(Data entries)
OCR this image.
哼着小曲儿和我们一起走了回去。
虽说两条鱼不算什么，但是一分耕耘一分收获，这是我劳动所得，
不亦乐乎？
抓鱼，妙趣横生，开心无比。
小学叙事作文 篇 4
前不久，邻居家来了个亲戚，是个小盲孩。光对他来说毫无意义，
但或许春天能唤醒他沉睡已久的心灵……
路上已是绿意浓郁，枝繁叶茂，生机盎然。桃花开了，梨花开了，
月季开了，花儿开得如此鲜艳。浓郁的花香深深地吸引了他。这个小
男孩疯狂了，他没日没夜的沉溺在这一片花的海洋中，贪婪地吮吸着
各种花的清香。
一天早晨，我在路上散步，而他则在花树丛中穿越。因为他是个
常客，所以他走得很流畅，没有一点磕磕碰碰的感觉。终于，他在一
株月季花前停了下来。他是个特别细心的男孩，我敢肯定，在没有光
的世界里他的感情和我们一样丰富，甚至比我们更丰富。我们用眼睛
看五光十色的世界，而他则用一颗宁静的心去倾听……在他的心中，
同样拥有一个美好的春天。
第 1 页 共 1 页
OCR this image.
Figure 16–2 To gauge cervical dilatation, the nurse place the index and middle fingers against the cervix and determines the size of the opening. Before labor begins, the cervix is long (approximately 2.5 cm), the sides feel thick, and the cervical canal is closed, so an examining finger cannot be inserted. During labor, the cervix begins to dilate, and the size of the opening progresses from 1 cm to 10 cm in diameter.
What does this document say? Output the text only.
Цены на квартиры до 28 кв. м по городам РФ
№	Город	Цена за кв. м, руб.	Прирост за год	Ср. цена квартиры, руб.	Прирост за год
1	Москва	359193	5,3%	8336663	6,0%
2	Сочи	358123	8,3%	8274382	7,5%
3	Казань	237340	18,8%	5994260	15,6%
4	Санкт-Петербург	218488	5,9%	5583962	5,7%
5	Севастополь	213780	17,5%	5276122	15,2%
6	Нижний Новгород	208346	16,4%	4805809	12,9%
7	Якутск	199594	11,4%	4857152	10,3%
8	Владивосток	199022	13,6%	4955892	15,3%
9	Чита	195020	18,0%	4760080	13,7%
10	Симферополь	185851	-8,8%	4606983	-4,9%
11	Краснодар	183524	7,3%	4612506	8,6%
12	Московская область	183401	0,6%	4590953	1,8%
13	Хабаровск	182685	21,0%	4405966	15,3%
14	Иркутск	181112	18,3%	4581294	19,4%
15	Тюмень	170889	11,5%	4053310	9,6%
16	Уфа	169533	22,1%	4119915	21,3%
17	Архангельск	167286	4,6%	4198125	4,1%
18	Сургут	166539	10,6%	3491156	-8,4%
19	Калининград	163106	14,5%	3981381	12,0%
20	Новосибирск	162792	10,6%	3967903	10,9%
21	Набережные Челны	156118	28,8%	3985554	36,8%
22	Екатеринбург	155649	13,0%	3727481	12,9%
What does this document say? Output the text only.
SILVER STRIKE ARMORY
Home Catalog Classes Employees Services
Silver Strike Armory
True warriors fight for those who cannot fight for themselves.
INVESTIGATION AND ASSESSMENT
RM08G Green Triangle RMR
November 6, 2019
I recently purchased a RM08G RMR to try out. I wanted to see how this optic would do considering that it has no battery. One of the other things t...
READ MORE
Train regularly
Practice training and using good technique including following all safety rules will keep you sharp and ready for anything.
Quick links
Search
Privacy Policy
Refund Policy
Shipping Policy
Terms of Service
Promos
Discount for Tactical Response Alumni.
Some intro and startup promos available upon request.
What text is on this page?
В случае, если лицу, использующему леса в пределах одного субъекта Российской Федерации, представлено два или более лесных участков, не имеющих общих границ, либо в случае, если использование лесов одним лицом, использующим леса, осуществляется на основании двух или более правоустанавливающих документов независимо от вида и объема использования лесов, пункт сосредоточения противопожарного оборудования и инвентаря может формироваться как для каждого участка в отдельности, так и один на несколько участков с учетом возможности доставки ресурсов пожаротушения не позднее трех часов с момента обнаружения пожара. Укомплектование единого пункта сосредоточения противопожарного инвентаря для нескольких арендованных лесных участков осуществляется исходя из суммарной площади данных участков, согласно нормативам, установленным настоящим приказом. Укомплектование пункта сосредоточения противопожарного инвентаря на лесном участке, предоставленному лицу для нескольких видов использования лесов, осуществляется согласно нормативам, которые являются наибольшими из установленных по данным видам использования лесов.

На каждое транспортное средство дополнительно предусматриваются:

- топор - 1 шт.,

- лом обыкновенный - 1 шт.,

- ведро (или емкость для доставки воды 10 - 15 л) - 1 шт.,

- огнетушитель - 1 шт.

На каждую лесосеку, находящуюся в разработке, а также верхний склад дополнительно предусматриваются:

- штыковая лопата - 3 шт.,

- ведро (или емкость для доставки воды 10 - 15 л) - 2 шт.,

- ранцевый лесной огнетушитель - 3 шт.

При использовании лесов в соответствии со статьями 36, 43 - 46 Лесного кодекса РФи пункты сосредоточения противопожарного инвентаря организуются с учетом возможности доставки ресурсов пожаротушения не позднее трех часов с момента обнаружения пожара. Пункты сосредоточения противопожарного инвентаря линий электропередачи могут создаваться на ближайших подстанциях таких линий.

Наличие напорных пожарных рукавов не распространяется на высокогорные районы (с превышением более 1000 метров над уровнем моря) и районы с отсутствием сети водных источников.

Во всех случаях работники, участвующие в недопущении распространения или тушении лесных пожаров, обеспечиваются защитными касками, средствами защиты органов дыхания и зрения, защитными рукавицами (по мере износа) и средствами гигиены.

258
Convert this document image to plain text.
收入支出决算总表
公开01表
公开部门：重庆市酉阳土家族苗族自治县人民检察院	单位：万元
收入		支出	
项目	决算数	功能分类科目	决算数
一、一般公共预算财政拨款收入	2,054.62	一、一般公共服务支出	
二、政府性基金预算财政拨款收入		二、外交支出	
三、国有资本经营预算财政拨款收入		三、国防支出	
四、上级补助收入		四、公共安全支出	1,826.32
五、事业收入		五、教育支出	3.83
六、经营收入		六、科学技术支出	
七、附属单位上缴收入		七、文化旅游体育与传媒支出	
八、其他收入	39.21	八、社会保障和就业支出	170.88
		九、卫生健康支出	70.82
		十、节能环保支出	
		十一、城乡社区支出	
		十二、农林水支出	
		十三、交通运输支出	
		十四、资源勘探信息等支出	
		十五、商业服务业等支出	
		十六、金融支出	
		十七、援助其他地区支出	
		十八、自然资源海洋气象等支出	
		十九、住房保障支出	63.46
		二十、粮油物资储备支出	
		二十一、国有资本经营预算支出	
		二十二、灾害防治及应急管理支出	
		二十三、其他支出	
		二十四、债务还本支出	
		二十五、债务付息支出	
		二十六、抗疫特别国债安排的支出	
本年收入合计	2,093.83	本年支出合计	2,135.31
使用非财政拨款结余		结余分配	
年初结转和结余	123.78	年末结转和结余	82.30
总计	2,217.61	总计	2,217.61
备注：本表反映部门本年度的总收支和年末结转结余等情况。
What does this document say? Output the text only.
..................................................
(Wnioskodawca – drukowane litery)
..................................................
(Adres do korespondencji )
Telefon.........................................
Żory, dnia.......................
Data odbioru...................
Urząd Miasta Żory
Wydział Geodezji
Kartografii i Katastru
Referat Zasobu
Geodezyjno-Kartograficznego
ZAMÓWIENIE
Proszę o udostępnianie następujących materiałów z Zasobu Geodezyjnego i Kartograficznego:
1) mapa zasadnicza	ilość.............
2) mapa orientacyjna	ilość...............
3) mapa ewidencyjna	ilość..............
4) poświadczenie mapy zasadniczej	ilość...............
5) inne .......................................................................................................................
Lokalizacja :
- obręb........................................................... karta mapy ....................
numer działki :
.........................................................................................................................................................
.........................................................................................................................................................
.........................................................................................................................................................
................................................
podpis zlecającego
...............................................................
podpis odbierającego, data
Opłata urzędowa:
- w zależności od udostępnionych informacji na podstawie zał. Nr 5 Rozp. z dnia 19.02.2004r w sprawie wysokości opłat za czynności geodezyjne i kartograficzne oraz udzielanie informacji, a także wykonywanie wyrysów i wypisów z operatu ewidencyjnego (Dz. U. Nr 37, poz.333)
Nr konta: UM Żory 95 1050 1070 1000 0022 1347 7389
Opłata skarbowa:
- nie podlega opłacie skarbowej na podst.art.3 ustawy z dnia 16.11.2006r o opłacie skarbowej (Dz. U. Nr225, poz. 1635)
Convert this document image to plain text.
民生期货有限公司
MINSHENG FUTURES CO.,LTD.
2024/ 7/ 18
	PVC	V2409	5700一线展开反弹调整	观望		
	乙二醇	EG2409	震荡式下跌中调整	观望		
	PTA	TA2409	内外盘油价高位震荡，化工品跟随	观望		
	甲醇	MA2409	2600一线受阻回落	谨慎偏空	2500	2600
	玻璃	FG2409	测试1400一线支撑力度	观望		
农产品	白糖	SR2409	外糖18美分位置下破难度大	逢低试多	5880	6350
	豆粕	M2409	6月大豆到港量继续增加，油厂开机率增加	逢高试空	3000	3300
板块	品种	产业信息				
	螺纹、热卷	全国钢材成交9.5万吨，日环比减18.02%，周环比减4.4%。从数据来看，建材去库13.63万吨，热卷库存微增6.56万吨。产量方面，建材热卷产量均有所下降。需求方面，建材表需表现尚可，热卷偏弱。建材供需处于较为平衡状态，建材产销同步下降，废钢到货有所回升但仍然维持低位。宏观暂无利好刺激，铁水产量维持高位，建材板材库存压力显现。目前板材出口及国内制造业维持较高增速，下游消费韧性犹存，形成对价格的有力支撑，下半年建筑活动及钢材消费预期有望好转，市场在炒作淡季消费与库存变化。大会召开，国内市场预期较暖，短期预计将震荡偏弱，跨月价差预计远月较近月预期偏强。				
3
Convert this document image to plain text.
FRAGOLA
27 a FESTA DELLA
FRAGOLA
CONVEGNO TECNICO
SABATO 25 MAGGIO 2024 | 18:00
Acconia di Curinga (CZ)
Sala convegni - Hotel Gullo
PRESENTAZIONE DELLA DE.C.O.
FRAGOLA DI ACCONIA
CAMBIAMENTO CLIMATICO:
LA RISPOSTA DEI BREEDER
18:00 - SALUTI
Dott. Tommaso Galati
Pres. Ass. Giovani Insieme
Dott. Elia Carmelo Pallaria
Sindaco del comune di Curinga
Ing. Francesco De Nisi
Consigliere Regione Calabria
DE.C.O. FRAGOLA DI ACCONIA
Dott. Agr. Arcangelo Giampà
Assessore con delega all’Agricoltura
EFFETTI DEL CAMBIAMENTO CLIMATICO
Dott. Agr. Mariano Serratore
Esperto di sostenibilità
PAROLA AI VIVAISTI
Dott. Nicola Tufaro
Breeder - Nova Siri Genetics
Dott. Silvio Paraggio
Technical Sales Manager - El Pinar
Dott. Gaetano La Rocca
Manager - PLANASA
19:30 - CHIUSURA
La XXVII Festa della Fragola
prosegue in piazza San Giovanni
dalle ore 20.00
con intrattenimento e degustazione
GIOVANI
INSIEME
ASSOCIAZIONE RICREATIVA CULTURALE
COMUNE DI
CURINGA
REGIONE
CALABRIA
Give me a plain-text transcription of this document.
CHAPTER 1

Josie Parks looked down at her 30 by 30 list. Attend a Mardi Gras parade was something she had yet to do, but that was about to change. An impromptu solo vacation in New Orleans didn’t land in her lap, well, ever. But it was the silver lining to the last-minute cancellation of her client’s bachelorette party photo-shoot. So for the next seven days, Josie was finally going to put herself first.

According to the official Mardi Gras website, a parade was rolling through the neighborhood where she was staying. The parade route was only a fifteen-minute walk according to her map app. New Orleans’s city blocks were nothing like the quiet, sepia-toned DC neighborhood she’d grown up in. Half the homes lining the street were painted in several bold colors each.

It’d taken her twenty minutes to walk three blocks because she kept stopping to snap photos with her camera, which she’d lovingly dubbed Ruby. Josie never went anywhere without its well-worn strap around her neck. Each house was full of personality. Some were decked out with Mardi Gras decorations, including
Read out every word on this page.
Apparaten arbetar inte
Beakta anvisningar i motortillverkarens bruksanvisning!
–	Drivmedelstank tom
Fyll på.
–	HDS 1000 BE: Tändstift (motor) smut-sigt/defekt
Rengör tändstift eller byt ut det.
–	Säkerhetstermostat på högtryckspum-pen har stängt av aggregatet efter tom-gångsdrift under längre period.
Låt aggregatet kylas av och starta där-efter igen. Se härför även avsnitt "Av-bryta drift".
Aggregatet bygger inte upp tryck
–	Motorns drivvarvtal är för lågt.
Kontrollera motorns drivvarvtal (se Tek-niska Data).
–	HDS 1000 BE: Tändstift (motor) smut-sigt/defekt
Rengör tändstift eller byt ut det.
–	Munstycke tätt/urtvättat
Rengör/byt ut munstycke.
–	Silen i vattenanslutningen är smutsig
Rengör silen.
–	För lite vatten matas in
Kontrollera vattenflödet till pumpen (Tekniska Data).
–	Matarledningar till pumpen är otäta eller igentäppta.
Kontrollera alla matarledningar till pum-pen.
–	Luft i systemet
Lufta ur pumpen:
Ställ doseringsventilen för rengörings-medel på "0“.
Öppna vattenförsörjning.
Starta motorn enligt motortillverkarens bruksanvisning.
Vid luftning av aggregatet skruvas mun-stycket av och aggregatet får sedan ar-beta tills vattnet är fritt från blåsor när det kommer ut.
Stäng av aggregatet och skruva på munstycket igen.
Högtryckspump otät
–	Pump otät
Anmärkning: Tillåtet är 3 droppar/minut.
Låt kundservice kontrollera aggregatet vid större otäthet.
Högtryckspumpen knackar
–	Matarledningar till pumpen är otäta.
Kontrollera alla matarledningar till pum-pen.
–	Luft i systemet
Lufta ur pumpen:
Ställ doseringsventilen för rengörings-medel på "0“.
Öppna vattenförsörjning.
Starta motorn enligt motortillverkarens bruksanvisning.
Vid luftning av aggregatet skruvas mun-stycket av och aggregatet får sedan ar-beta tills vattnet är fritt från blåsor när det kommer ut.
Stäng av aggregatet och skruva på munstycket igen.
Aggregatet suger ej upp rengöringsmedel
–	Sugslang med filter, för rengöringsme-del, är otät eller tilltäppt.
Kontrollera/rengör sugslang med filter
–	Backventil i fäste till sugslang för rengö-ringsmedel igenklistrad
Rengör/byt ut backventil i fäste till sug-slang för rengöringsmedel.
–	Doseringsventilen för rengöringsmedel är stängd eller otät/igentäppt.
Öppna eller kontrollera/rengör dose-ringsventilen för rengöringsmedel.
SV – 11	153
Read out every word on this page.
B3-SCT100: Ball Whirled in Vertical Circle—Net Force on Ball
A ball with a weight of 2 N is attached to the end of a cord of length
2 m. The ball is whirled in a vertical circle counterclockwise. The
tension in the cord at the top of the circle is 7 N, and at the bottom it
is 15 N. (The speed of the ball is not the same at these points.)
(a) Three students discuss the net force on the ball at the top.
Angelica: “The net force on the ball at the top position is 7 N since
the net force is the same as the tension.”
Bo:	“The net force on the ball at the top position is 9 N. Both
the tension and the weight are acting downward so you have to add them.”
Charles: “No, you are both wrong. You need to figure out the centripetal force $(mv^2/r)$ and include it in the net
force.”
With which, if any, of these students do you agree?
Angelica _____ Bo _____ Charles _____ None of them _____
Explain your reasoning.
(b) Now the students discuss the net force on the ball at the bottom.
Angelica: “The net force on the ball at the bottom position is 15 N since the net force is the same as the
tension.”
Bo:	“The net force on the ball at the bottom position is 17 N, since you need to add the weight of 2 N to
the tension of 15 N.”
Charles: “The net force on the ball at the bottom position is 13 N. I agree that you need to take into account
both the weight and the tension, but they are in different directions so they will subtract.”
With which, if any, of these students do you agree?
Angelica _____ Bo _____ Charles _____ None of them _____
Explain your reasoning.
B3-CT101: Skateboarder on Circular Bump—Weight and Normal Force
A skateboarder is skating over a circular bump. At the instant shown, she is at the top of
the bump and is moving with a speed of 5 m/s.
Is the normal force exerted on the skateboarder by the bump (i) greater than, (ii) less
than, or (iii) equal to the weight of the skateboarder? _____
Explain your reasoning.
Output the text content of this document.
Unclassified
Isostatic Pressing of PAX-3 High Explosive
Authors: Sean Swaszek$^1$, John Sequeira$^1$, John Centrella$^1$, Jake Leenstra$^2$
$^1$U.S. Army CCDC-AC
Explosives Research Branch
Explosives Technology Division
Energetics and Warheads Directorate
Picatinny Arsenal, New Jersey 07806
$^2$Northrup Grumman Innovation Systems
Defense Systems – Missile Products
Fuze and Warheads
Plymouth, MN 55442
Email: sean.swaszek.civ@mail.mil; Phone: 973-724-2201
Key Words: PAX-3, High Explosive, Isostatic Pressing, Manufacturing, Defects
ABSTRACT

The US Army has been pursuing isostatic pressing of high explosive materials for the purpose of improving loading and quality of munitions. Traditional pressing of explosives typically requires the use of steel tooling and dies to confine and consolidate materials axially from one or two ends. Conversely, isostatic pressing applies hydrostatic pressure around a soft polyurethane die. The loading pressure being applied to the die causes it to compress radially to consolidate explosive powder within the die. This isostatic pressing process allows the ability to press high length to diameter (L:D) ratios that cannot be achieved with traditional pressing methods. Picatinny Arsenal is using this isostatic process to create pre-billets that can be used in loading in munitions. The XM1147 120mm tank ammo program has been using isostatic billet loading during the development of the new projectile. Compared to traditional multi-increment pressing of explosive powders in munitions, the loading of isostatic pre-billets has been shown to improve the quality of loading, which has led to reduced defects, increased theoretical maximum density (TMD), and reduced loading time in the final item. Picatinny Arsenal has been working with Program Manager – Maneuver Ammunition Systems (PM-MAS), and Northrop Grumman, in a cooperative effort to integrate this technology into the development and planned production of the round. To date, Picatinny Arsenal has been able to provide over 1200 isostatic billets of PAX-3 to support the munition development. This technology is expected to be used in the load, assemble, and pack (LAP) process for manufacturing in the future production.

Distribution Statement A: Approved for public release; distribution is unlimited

:: TASK GOAL ::
Look through the lines above and collect those with the word "dnia".

:: OUTPUT FOR THIS TASK ::
Żory, dnia.......................
- w zależności od udostępnionych informacji na podstawie zał. Nr 5 Rozp. z dnia 19.02.2004r w sprawie wysokości opłat za czynności geodezyjne i kartograficzne oraz udzielanie informacji, a także wykonywanie wyrysów i wypisów z operatu ewidencyjnego (Dz. U. Nr 37, poz.333)
- nie podlega opłacie skarbowej na podst.art.3 ustawy z dnia 16.11.2006r o opłacie skarbowej (Dz. U. Nr225, poz. 1635)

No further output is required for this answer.